Aim of the exercise — Reproduce the material below word for word, from its first line through the line containing "chart-legend: Unconditional Conditional: [759, 336, 935, 402]", inclusive.

Item position entries:

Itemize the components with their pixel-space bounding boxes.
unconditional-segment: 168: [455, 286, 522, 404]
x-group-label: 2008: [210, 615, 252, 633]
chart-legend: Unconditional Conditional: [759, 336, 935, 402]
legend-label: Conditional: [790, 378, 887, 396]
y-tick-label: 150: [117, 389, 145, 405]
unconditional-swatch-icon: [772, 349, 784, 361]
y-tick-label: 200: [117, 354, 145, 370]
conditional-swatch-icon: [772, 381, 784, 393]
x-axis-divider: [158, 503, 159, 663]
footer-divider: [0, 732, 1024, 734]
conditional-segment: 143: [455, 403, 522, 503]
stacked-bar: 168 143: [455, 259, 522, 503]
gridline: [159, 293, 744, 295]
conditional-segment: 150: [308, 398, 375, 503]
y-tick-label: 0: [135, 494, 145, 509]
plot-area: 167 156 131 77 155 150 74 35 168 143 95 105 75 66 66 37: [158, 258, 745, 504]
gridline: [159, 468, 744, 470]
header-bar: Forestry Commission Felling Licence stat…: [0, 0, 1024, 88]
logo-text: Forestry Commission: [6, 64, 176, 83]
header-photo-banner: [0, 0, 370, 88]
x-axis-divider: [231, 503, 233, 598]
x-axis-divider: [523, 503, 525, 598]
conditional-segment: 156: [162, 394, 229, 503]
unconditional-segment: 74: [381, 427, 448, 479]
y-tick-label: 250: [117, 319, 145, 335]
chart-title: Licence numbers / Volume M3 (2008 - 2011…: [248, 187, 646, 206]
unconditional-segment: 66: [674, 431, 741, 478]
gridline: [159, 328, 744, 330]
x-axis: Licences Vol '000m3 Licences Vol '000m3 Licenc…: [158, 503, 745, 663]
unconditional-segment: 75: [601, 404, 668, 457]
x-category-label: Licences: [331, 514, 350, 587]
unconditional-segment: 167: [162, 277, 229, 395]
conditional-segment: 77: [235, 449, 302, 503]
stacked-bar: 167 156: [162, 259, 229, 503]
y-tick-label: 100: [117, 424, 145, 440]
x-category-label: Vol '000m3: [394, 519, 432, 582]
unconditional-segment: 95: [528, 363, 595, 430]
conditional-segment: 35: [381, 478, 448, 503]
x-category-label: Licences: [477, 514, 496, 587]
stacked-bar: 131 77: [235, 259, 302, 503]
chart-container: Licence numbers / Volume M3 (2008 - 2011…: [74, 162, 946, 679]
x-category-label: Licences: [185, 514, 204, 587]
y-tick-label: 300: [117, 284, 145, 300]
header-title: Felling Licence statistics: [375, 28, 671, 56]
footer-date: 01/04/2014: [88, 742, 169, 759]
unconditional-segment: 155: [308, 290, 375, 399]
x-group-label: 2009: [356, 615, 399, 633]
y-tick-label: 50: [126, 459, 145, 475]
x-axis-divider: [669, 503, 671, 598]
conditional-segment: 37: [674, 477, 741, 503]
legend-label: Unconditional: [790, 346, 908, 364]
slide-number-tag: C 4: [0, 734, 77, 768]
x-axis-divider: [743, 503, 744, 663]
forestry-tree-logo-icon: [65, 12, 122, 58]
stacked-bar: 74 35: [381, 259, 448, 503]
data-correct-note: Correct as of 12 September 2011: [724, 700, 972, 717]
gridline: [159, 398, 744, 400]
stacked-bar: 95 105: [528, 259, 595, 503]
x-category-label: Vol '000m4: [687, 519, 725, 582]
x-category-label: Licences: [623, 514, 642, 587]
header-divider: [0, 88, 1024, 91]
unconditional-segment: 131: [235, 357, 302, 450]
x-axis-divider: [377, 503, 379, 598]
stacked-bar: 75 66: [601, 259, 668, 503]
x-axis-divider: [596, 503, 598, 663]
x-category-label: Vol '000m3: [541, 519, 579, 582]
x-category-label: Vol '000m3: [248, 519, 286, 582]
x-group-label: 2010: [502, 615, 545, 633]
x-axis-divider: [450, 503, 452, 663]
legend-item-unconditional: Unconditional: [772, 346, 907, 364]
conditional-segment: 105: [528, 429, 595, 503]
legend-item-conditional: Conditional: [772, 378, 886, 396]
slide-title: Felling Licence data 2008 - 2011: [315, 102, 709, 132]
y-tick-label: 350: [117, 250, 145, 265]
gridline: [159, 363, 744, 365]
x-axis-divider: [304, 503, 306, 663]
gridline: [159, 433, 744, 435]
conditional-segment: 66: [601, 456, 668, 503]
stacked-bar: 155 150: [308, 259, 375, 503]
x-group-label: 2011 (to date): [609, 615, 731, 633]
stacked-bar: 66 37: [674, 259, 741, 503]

Answer to the task —
Itemize the components with their pixel-space bounding boxes.
unconditional-segment: 168: [455, 286, 522, 404]
x-group-label: 2008: [210, 615, 252, 633]
chart-legend: Unconditional Conditional: [759, 336, 935, 402]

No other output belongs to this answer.